▶ WHAT TO WORK ON
Exclude the pictures and reproduce the remaining data exactly as written.

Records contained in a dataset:
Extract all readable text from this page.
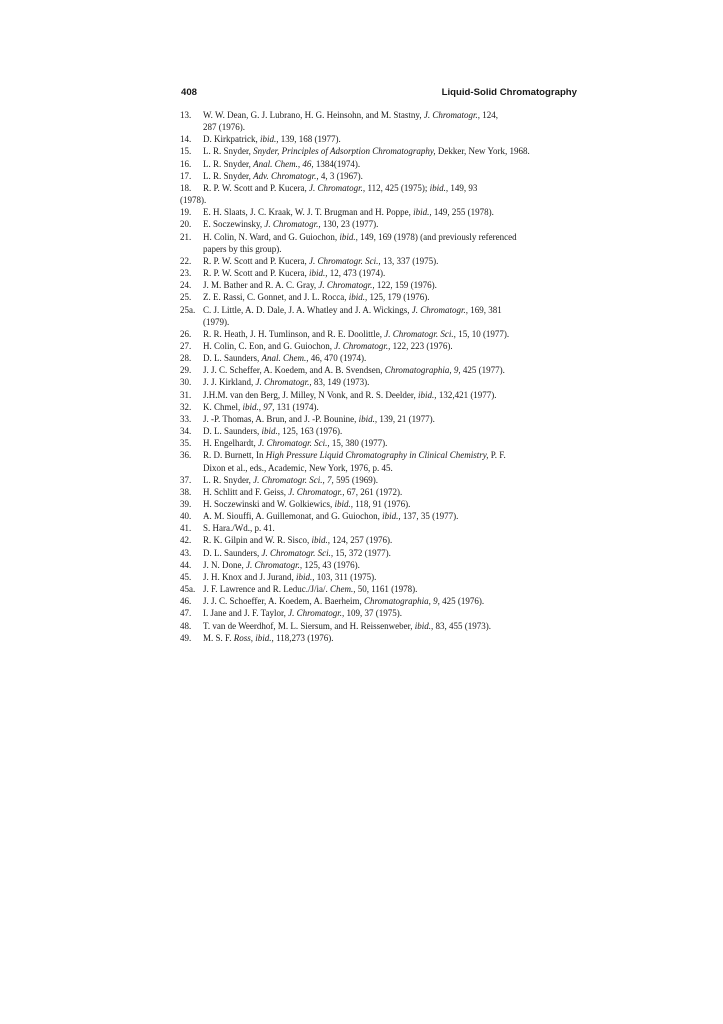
408	Liquid-Solid Chromatography
13.	W. W. Dean, G. J. Lubrano, H. G. Heinsohn, and M. Stastny, J. Chromatogr., 124,
287 (1976).
14.	D. Kirkpatrick, ibid., 139, 168 (1977).
15.	L. R. Snyder, Snyder, Principles of Adsorption Chromatography, Dekker, New York, 1968.
16.	L. R. Snyder, Anal. Chem., 46, 1384(1974).
17.	L. R. Snyder, Adv. Chromatogr., 4, 3 (1967).
18.	R. P. W. Scott and P. Kucera, J. Chromatogr., 112, 425 (1975); ibid., 149, 93
(1978).
19.	E. H. Slaats, J. C. Kraak, W. J. T. Brugman and H. Poppe, ibid., 149, 255 (1978).
20.	E. Soczewinsky, J. Chromatogr., 130, 23 (1977).
21.	H. Colin, N. Ward, and G. Guiochon, ibid., 149, 169 (1978) (and previously referenced
papers by this group).
22.	R. P. W. Scott and P. Kucera, J. Chromatogr. Sci., 13, 337 (1975).
23.	R. P. W. Scott and P. Kucera, ibid., 12, 473 (1974).
24.	J. M. Bather and R. A. C. Gray, J. Chromatogr., 122, 159 (1976).
25.	Z. E. Rassi, C. Gonnet, and J. L. Rocca, ibid., 125, 179 (1976).
25a. C. J. Little, A. D. Dale, J. A. Whatley and J. A. Wickings, J. Chromatogr., 169, 381
(1979).
26.	R. R. Heath, J. H. Tumlinson, and R. E. Doolittle, J. Chromatogr. Sci., 15, 10 (1977).
27.	H. Colin, C. Eon, and G. Guiochon, J. Chromatogr., 122, 223 (1976).
28.	D. L. Saunders, Anal. Chem., 46, 470 (1974).
29.	J. J. C. Scheffer, A. Koedem, and A. B. Svendsen, Chromatographia, 9, 425 (1977).
30.	J. J. Kirkland, J. Chromatogr., 83, 149 (1973).
31.	J.H.M. van den Berg, J. Milley, N Vonk, and R. S. Deelder, ibid., 132,421 (1977).
32.	K. Chmel, ibid., 97, 131 (1974).
33.	J. -P. Thomas, A. Brun, and J. -P. Bounine, ibid., 139, 21 (1977).
34.	D. L. Saunders, ibid., 125, 163 (1976).
35.	H. Engelhardt, J. Chromatogr. Sci., 15, 380 (1977).
36.	R. D. Burnett, In High Pressure Liquid Chromatography in Clinical Chemistry, P. F.
Dixon et al., eds., Academic, New York, 1976, p. 45.
37.	L. R. Snyder, J. Chromatogr. Sci., 7, 595 (1969).
38.	H. Schlitt and F. Geiss, J. Chromatogr., 67, 261 (1972).
39.	H. Soczewinski and W. Golkiewics, ibid., 118, 91 (1976).
40.	A. M. Siouffi, A. Guillemonat, and G. Guiochon, ibid., 137, 35 (1977).
41.	S. Hara./Wd., p. 41.
42.	R. K. Gilpin and W. R. Sisco, ibid., 124, 257 (1976).
43.	D. L. Saunders, J. Chromatogr. Sci., 15, 372 (1977).
44.	J. N. Done, J. Chromatogr., 125, 43 (1976).
45.	J. H. Knox and J. Jurand, ibid., 103, 311 (1975).
45a. J. F. Lawrence and R. Leduc./J/ia/. Chem., 50, 1161 (1978).
46.	J. J. C. Schoeffer, A. Koedem, A. Baerheim, Chromatographia, 9, 425 (1976).
47.	I. Jane and J. F. Taylor, J. Chromatogr., 109, 37 (1975).
48.	T. van de Weerdhof, M. L. Siersum, and H. Reissenweber, ibid., 83, 455 (1973).
49.	M. S. F. Ross, ibid., 118,273 (1976).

▶ REPLY TO THE EXERCISE
Extract all readable text from this page.
408	Liquid-Solid Chromatography
13.	W. W. Dean, G. J. Lubrano, H. G. Heinsohn, and M. Stastny, J. Chromatogr., 124,
287 (1976).
14.	D. Kirkpatrick, ibid., 139, 168 (1977).
15.	L. R. Snyder, Snyder, Principles of Adsorption Chromatography, Dekker, New York, 1968.
16.	L. R. Snyder, Anal. Chem., 46, 1384(1974).
17.	L. R. Snyder, Adv. Chromatogr., 4, 3 (1967).
18.	R. P. W. Scott and P. Kucera, J. Chromatogr., 112, 425 (1975); ibid., 149, 93
(1978).
19.	E. H. Slaats, J. C. Kraak, W. J. T. Brugman and H. Poppe, ibid., 149, 255 (1978).
20.	E. Soczewinsky, J. Chromatogr., 130, 23 (1977).
21.	H. Colin, N. Ward, and G. Guiochon, ibid., 149, 169 (1978) (and previously referenced
papers by this group).
22.	R. P. W. Scott and P. Kucera, J. Chromatogr. Sci., 13, 337 (1975).
23.	R. P. W. Scott and P. Kucera, ibid., 12, 473 (1974).
24.	J. M. Bather and R. A. C. Gray, J. Chromatogr., 122, 159 (1976).
25.	Z. E. Rassi, C. Gonnet, and J. L. Rocca, ibid., 125, 179 (1976).
25a. C. J. Little, A. D. Dale, J. A. Whatley and J. A. Wickings, J. Chromatogr., 169, 381
(1979).
26.	R. R. Heath, J. H. Tumlinson, and R. E. Doolittle, J. Chromatogr. Sci., 15, 10 (1977).
27.	H. Colin, C. Eon, and G. Guiochon, J. Chromatogr., 122, 223 (1976).
28.	D. L. Saunders, Anal. Chem., 46, 470 (1974).
29.	J. J. C. Scheffer, A. Koedem, and A. B. Svendsen, Chromatographia, 9, 425 (1977).
30.	J. J. Kirkland, J. Chromatogr., 83, 149 (1973).
31.	J.H.M. van den Berg, J. Milley, N Vonk, and R. S. Deelder, ibid., 132,421 (1977).
32.	K. Chmel, ibid., 97, 131 (1974).
33.	J. -P. Thomas, A. Brun, and J. -P. Bounine, ibid., 139, 21 (1977).
34.	D. L. Saunders, ibid., 125, 163 (1976).
35.	H. Engelhardt, J. Chromatogr. Sci., 15, 380 (1977).
36.	R. D. Burnett, In High Pressure Liquid Chromatography in Clinical Chemistry, P. F.
Dixon et al., eds., Academic, New York, 1976, p. 45.
37.	L. R. Snyder, J. Chromatogr. Sci., 7, 595 (1969).
38.	H. Schlitt and F. Geiss, J. Chromatogr., 67, 261 (1972).
39.	H. Soczewinski and W. Golkiewics, ibid., 118, 91 (1976).
40.	A. M. Siouffi, A. Guillemonat, and G. Guiochon, ibid., 137, 35 (1977).
41.	S. Hara./Wd., p. 41.
42.	R. K. Gilpin and W. R. Sisco, ibid., 124, 257 (1976).
43.	D. L. Saunders, J. Chromatogr. Sci., 15, 372 (1977).
44.	J. N. Done, J. Chromatogr., 125, 43 (1976).
45.	J. H. Knox and J. Jurand, ibid., 103, 311 (1975).
45a. J. F. Lawrence and R. Leduc./J/ia/. Chem., 50, 1161 (1978).
46.	J. J. C. Schoeffer, A. Koedem, A. Baerheim, Chromatographia, 9, 425 (1976).
47.	I. Jane and J. F. Taylor, J. Chromatogr., 109, 37 (1975).
48.	T. van de Weerdhof, M. L. Siersum, and H. Reissenweber, ibid., 83, 455 (1973).
49.	M. S. F. Ross, ibid., 118,273 (1976).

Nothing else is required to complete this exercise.